» Supplied information:
____

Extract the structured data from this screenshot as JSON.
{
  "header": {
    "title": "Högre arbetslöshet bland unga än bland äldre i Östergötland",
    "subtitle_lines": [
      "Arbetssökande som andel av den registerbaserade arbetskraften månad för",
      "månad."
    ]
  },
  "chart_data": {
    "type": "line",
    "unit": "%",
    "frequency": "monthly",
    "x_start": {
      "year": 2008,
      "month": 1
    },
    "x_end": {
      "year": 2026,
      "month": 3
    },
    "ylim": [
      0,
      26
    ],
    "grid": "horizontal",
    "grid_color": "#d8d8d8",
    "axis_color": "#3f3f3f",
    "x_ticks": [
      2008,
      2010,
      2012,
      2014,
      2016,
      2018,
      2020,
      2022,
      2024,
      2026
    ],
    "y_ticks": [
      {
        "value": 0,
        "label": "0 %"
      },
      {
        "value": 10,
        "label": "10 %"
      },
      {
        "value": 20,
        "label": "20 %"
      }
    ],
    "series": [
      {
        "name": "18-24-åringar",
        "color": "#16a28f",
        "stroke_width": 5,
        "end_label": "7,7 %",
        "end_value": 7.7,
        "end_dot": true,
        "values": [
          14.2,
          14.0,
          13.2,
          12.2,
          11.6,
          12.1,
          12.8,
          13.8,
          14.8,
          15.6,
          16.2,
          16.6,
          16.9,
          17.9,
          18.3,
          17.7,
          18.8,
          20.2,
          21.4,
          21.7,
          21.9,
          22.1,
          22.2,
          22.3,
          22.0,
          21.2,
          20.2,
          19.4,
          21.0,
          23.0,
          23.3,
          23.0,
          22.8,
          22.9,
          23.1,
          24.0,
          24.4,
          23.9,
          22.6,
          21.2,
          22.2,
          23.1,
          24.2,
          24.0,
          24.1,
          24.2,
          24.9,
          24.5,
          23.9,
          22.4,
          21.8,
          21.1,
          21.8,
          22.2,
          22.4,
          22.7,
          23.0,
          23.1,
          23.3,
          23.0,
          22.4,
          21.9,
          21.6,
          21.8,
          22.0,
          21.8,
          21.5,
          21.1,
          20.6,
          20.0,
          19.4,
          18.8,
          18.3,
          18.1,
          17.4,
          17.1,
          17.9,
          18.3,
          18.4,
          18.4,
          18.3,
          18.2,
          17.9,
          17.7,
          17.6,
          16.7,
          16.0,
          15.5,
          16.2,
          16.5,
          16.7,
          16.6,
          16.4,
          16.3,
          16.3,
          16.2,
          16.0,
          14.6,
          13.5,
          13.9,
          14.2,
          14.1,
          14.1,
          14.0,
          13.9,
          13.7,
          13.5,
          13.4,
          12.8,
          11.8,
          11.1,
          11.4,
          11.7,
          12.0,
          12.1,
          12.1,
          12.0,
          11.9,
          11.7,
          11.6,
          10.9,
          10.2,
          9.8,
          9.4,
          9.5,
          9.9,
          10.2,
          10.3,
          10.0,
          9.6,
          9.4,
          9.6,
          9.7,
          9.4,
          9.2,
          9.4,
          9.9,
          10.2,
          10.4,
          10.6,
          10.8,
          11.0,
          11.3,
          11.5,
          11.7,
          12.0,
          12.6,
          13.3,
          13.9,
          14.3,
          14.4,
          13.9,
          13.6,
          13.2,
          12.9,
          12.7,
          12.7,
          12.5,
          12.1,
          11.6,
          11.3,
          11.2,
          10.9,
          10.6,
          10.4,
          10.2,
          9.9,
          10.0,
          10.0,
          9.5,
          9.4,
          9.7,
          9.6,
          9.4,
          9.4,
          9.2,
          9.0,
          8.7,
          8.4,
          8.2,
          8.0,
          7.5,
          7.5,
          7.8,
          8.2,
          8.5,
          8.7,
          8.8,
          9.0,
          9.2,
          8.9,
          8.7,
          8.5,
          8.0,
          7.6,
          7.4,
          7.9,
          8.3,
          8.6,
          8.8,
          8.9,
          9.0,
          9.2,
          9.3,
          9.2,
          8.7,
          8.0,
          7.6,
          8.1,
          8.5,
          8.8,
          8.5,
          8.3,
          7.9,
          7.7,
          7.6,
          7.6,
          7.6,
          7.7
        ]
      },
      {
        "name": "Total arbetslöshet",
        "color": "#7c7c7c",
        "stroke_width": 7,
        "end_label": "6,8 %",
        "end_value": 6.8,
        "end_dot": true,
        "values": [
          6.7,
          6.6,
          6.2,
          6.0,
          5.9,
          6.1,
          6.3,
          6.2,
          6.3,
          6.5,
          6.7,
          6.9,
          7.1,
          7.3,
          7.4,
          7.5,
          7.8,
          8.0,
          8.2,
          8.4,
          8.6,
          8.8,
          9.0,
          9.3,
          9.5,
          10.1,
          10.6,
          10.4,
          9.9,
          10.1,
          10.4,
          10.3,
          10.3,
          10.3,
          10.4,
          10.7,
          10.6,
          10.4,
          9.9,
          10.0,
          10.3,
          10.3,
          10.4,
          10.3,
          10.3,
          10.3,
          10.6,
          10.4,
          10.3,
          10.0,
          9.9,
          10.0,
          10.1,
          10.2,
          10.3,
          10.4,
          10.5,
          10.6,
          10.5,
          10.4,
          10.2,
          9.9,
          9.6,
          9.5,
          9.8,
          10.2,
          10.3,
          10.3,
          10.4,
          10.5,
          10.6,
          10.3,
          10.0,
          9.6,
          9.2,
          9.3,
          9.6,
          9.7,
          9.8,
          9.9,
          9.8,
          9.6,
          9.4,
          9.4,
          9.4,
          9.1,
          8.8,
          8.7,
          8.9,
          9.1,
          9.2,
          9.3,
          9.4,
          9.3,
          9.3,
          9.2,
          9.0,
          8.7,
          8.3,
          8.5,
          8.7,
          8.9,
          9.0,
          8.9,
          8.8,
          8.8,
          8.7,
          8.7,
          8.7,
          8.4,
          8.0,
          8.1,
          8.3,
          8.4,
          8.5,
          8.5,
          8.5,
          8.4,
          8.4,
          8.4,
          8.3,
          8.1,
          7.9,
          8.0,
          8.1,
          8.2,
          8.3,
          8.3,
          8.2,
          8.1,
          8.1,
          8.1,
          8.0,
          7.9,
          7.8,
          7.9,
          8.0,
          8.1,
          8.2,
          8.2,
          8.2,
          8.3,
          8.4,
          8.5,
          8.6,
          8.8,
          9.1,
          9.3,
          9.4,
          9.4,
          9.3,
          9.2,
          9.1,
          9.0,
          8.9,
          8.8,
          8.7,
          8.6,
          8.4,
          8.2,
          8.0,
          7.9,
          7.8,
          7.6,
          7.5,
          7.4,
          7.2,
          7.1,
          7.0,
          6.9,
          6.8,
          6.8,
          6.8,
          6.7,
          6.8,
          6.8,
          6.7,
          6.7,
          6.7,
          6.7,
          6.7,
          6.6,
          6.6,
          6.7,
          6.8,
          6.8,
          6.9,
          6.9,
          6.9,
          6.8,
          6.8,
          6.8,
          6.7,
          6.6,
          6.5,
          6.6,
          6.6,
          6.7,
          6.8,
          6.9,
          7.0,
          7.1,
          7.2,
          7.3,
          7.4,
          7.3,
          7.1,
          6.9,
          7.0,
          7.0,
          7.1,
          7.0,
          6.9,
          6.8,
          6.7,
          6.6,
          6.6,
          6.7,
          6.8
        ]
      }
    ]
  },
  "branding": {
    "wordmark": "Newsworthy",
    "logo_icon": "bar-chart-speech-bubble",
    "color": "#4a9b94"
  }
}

____

» Instructions for the task:
Please reproduce each line exactly as written.

» Solution below:
Extract the structured data from this screenshot as JSON.
{
  "header": {
    "title": "Högre arbetslöshet bland unga än bland äldre i Östergötland",
    "subtitle_lines": [
      "Arbetssökande som andel av den registerbaserade arbetskraften månad för",
      "månad."
    ]
  },
  "chart_data": {
    "type": "line",
    "unit": "%",
    "frequency": "monthly",
    "x_start": {
      "year": 2008,
      "month": 1
    },
    "x_end": {
      "year": 2026,
      "month": 3
    },
    "ylim": [
      0,
      26
    ],
    "grid": "horizontal",
    "grid_color": "#d8d8d8",
    "axis_color": "#3f3f3f",
    "x_ticks": [
      2008,
      2010,
      2012,
      2014,
      2016,
      2018,
      2020,
      2022,
      2024,
      2026
    ],
    "y_ticks": [
      {
        "value": 0,
        "label": "0 %"
      },
      {
        "value": 10,
        "label": "10 %"
      },
      {
        "value": 20,
        "label": "20 %"
      }
    ],
    "series": [
      {
        "name": "18-24-åringar",
        "color": "#16a28f",
        "stroke_width": 5,
        "end_label": "7,7 %",
        "end_value": 7.7,
        "end_dot": true,
        "values": [
          14.2,
          14.0,
          13.2,
          12.2,
          11.6,
          12.1,
          12.8,
          13.8,
          14.8,
          15.6,
          16.2,
          16.6,
          16.9,
          17.9,
          18.3,
          17.7,
          18.8,
          20.2,
          21.4,
          21.7,
          21.9,
          22.1,
          22.2,
          22.3,
          22.0,
          21.2,
          20.2,
          19.4,
          21.0,
          23.0,
          23.3,
          23.0,
          22.8,
          22.9,
          23.1,
          24.0,
          24.4,
          23.9,
          22.6,
          21.2,
          22.2,
          23.1,
          24.2,
          24.0,
          24.1,
          24.2,
          24.9,
          24.5,
          23.9,
          22.4,
          21.8,
          21.1,
          21.8,
          22.2,
          22.4,
          22.7,
          23.0,
          23.1,
          23.3,
          23.0,
          22.4,
          21.9,
          21.6,
          21.8,
          22.0,
          21.8,
          21.5,
          21.1,
          20.6,
          20.0,
          19.4,
          18.8,
          18.3,
          18.1,
          17.4,
          17.1,
          17.9,
          18.3,
          18.4,
          18.4,
          18.3,
          18.2,
          17.9,
          17.7,
          17.6,
          16.7,
          16.0,
          15.5,
          16.2,
          16.5,
          16.7,
          16.6,
          16.4,
          16.3,
          16.3,
          16.2,
          16.0,
          14.6,
          13.5,
          13.9,
          14.2,
          14.1,
          14.1,
          14.0,
          13.9,
          13.7,
          13.5,
          13.4,
          12.8,
          11.8,
          11.1,
          11.4,
          11.7,
          12.0,
          12.1,
          12.1,
          12.0,
          11.9,
          11.7,
          11.6,
          10.9,
          10.2,
          9.8,
          9.4,
          9.5,
          9.9,
          10.2,
          10.3,
          10.0,
          9.6,
          9.4,
          9.6,
          9.7,
          9.4,
          9.2,
          9.4,
          9.9,
          10.2,
          10.4,
          10.6,
          10.8,
          11.0,
          11.3,
          11.5,
          11.7,
          12.0,
          12.6,
          13.3,
          13.9,
          14.3,
          14.4,
          13.9,
          13.6,
          13.2,
          12.9,
          12.7,
          12.7,
          12.5,
          12.1,
          11.6,
          11.3,
          11.2,
          10.9,
          10.6,
          10.4,
          10.2,
          9.9,
          10.0,
          10.0,
          9.5,
          9.4,
          9.7,
          9.6,
          9.4,
          9.4,
          9.2,
          9.0,
          8.7,
          8.4,
          8.2,
          8.0,
          7.5,
          7.5,
          7.8,
          8.2,
          8.5,
          8.7,
          8.8,
          9.0,
          9.2,
          8.9,
          8.7,
          8.5,
          8.0,
          7.6,
          7.4,
          7.9,
          8.3,
          8.6,
          8.8,
          8.9,
          9.0,
          9.2,
          9.3,
          9.2,
          8.7,
          8.0,
          7.6,
          8.1,
          8.5,
          8.8,
          8.5,
          8.3,
          7.9,
          7.7,
          7.6,
          7.6,
          7.6,
          7.7
        ]
      },
      {
        "name": "Total arbetslöshet",
        "color": "#7c7c7c",
        "stroke_width": 7,
        "end_label": "6,8 %",
        "end_value": 6.8,
        "end_dot": true,
        "values": [
          6.7,
          6.6,
          6.2,
          6.0,
          5.9,
          6.1,
          6.3,
          6.2,
          6.3,
          6.5,
          6.7,
          6.9,
          7.1,
          7.3,
          7.4,
          7.5,
          7.8,
          8.0,
          8.2,
          8.4,
          8.6,
          8.8,
          9.0,
          9.3,
          9.5,
          10.1,
          10.6,
          10.4,
          9.9,
          10.1,
          10.4,
          10.3,
          10.3,
          10.3,
          10.4,
          10.7,
          10.6,
          10.4,
          9.9,
          10.0,
          10.3,
          10.3,
          10.4,
          10.3,
          10.3,
          10.3,
          10.6,
          10.4,
          10.3,
          10.0,
          9.9,
          10.0,
          10.1,
          10.2,
          10.3,
          10.4,
          10.5,
          10.6,
          10.5,
          10.4,
          10.2,
          9.9,
          9.6,
          9.5,
          9.8,
          10.2,
          10.3,
          10.3,
          10.4,
          10.5,
          10.6,
          10.3,
          10.0,
          9.6,
          9.2,
          9.3,
          9.6,
          9.7,
          9.8,
          9.9,
          9.8,
          9.6,
          9.4,
          9.4,
          9.4,
          9.1,
          8.8,
          8.7,
          8.9,
          9.1,
          9.2,
          9.3,
          9.4,
          9.3,
          9.3,
          9.2,
          9.0,
          8.7,
          8.3,
          8.5,
          8.7,
          8.9,
          9.0,
          8.9,
          8.8,
          8.8,
          8.7,
          8.7,
          8.7,
          8.4,
          8.0,
          8.1,
          8.3,
          8.4,
          8.5,
          8.5,
          8.5,
          8.4,
          8.4,
          8.4,
          8.3,
          8.1,
          7.9,
          8.0,
          8.1,
          8.2,
          8.3,
          8.3,
          8.2,
          8.1,
          8.1,
          8.1,
          8.0,
          7.9,
          7.8,
          7.9,
          8.0,
          8.1,
          8.2,
          8.2,
          8.2,
          8.3,
          8.4,
          8.5,
          8.6,
          8.8,
          9.1,
          9.3,
          9.4,
          9.4,
          9.3,
          9.2,
          9.1,
          9.0,
          8.9,
          8.8,
          8.7,
          8.6,
          8.4,
          8.2,
          8.0,
          7.9,
          7.8,
          7.6,
          7.5,
          7.4,
          7.2,
          7.1,
          7.0,
          6.9,
          6.8,
          6.8,
          6.8,
          6.7,
          6.8,
          6.8,
          6.7,
          6.7,
          6.7,
          6.7,
          6.7,
          6.6,
          6.6,
          6.7,
          6.8,
          6.8,
          6.9,
          6.9,
          6.9,
          6.8,
          6.8,
          6.8,
          6.7,
          6.6,
          6.5,
          6.6,
          6.6,
          6.7,
          6.8,
          6.9,
          7.0,
          7.1,
          7.2,
          7.3,
          7.4,
          7.3,
          7.1,
          6.9,
          7.0,
          7.0,
          7.1,
          7.0,
          6.9,
          6.8,
          6.7,
          6.6,
          6.6,
          6.7,
          6.8
        ]
      }
    ]
  },
  "branding": {
    "wordmark": "Newsworthy",
    "logo_icon": "bar-chart-speech-bubble",
    "color": "#4a9b94"
  }
}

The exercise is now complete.